### ITEMS
________________________

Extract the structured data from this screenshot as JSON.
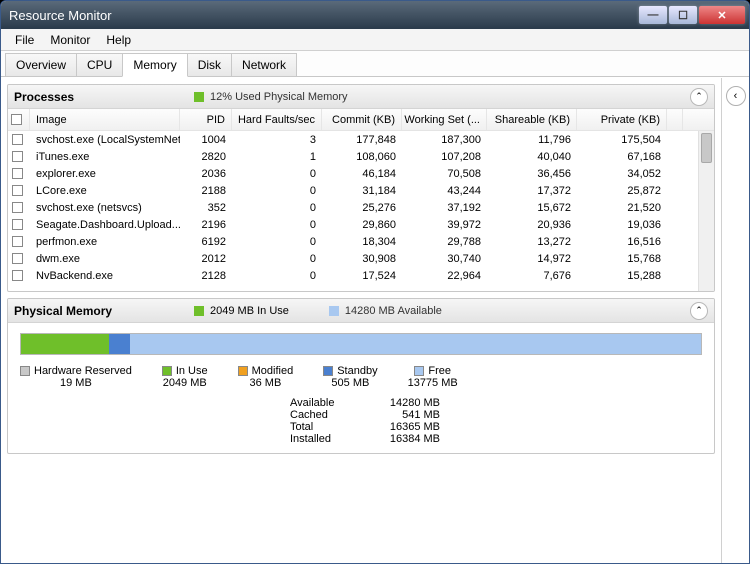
{
  "window": {
    "title": "Resource Monitor"
  },
  "menu": {
    "file": "File",
    "monitor": "Monitor",
    "help": "Help"
  },
  "tabs": {
    "overview": "Overview",
    "cpu": "CPU",
    "memory": "Memory",
    "disk": "Disk",
    "network": "Network"
  },
  "processes": {
    "title": "Processes",
    "status": "12% Used Physical Memory",
    "cols": {
      "image": "Image",
      "pid": "PID",
      "hf": "Hard Faults/sec",
      "commit": "Commit (KB)",
      "ws": "Working Set (...",
      "share": "Shareable (KB)",
      "priv": "Private (KB)"
    },
    "rows": [
      {
        "image": "svchost.exe (LocalSystemNet...",
        "pid": "1004",
        "hf": "3",
        "commit": "177,848",
        "ws": "187,300",
        "share": "11,796",
        "priv": "175,504"
      },
      {
        "image": "iTunes.exe",
        "pid": "2820",
        "hf": "1",
        "commit": "108,060",
        "ws": "107,208",
        "share": "40,040",
        "priv": "67,168"
      },
      {
        "image": "explorer.exe",
        "pid": "2036",
        "hf": "0",
        "commit": "46,184",
        "ws": "70,508",
        "share": "36,456",
        "priv": "34,052"
      },
      {
        "image": "LCore.exe",
        "pid": "2188",
        "hf": "0",
        "commit": "31,184",
        "ws": "43,244",
        "share": "17,372",
        "priv": "25,872"
      },
      {
        "image": "svchost.exe (netsvcs)",
        "pid": "352",
        "hf": "0",
        "commit": "25,276",
        "ws": "37,192",
        "share": "15,672",
        "priv": "21,520"
      },
      {
        "image": "Seagate.Dashboard.Upload...",
        "pid": "2196",
        "hf": "0",
        "commit": "29,860",
        "ws": "39,972",
        "share": "20,936",
        "priv": "19,036"
      },
      {
        "image": "perfmon.exe",
        "pid": "6192",
        "hf": "0",
        "commit": "18,304",
        "ws": "29,788",
        "share": "13,272",
        "priv": "16,516"
      },
      {
        "image": "dwm.exe",
        "pid": "2012",
        "hf": "0",
        "commit": "30,908",
        "ws": "30,740",
        "share": "14,972",
        "priv": "15,768"
      },
      {
        "image": "NvBackend.exe",
        "pid": "2128",
        "hf": "0",
        "commit": "17,524",
        "ws": "22,964",
        "share": "7,676",
        "priv": "15,288"
      }
    ]
  },
  "pm": {
    "title": "Physical Memory",
    "inUse": "2049 MB In Use",
    "available": "14280 MB Available",
    "legend": {
      "hw": {
        "label": "Hardware Reserved",
        "val": "19 MB",
        "color": "#c8c8c8"
      },
      "use": {
        "label": "In Use",
        "val": "2049 MB",
        "color": "#6fbf2a"
      },
      "mod": {
        "label": "Modified",
        "val": "36 MB",
        "color": "#f0a020"
      },
      "sb": {
        "label": "Standby",
        "val": "505 MB",
        "color": "#4a80d0"
      },
      "fr": {
        "label": "Free",
        "val": "13775 MB",
        "color": "#a8c8f0"
      }
    },
    "barSeg": [
      {
        "color": "#6fbf2a",
        "w": "13%"
      },
      {
        "color": "#4a80d0",
        "w": "3%"
      },
      {
        "color": "#a8c8f0",
        "w": "84%"
      }
    ],
    "stats": {
      "available": {
        "l": "Available",
        "v": "14280 MB"
      },
      "cached": {
        "l": "Cached",
        "v": "541 MB"
      },
      "total": {
        "l": "Total",
        "v": "16365 MB"
      },
      "installed": {
        "l": "Installed",
        "v": "16384 MB"
      }
    }
  }
}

________________________

### GOAL OF THE EXERCISE
Leaving the pictures aside, transcribe the entire listing exactly.

### REPLY TO THE EXERCISE
Extract the structured data from this screenshot as JSON.
{
  "window": {
    "title": "Resource Monitor"
  },
  "menu": {
    "file": "File",
    "monitor": "Monitor",
    "help": "Help"
  },
  "tabs": {
    "overview": "Overview",
    "cpu": "CPU",
    "memory": "Memory",
    "disk": "Disk",
    "network": "Network"
  },
  "processes": {
    "title": "Processes",
    "status": "12% Used Physical Memory",
    "cols": {
      "image": "Image",
      "pid": "PID",
      "hf": "Hard Faults/sec",
      "commit": "Commit (KB)",
      "ws": "Working Set (...",
      "share": "Shareable (KB)",
      "priv": "Private (KB)"
    },
    "rows": [
      {
        "image": "svchost.exe (LocalSystemNet...",
        "pid": "1004",
        "hf": "3",
        "commit": "177,848",
        "ws": "187,300",
        "share": "11,796",
        "priv": "175,504"
      },
      {
        "image": "iTunes.exe",
        "pid": "2820",
        "hf": "1",
        "commit": "108,060",
        "ws": "107,208",
        "share": "40,040",
        "priv": "67,168"
      },
      {
        "image": "explorer.exe",
        "pid": "2036",
        "hf": "0",
        "commit": "46,184",
        "ws": "70,508",
        "share": "36,456",
        "priv": "34,052"
      },
      {
        "image": "LCore.exe",
        "pid": "2188",
        "hf": "0",
        "commit": "31,184",
        "ws": "43,244",
        "share": "17,372",
        "priv": "25,872"
      },
      {
        "image": "svchost.exe (netsvcs)",
        "pid": "352",
        "hf": "0",
        "commit": "25,276",
        "ws": "37,192",
        "share": "15,672",
        "priv": "21,520"
      },
      {
        "image": "Seagate.Dashboard.Upload...",
        "pid": "2196",
        "hf": "0",
        "commit": "29,860",
        "ws": "39,972",
        "share": "20,936",
        "priv": "19,036"
      },
      {
        "image": "perfmon.exe",
        "pid": "6192",
        "hf": "0",
        "commit": "18,304",
        "ws": "29,788",
        "share": "13,272",
        "priv": "16,516"
      },
      {
        "image": "dwm.exe",
        "pid": "2012",
        "hf": "0",
        "commit": "30,908",
        "ws": "30,740",
        "share": "14,972",
        "priv": "15,768"
      },
      {
        "image": "NvBackend.exe",
        "pid": "2128",
        "hf": "0",
        "commit": "17,524",
        "ws": "22,964",
        "share": "7,676",
        "priv": "15,288"
      }
    ]
  },
  "pm": {
    "title": "Physical Memory",
    "inUse": "2049 MB In Use",
    "available": "14280 MB Available",
    "legend": {
      "hw": {
        "label": "Hardware Reserved",
        "val": "19 MB",
        "color": "#c8c8c8"
      },
      "use": {
        "label": "In Use",
        "val": "2049 MB",
        "color": "#6fbf2a"
      },
      "mod": {
        "label": "Modified",
        "val": "36 MB",
        "color": "#f0a020"
      },
      "sb": {
        "label": "Standby",
        "val": "505 MB",
        "color": "#4a80d0"
      },
      "fr": {
        "label": "Free",
        "val": "13775 MB",
        "color": "#a8c8f0"
      }
    },
    "barSeg": [
      {
        "color": "#6fbf2a",
        "w": "13%"
      },
      {
        "color": "#4a80d0",
        "w": "3%"
      },
      {
        "color": "#a8c8f0",
        "w": "84%"
      }
    ],
    "stats": {
      "available": {
        "l": "Available",
        "v": "14280 MB"
      },
      "cached": {
        "l": "Cached",
        "v": "541 MB"
      },
      "total": {
        "l": "Total",
        "v": "16365 MB"
      },
      "installed": {
        "l": "Installed",
        "v": "16384 MB"
      }
    }
  }
}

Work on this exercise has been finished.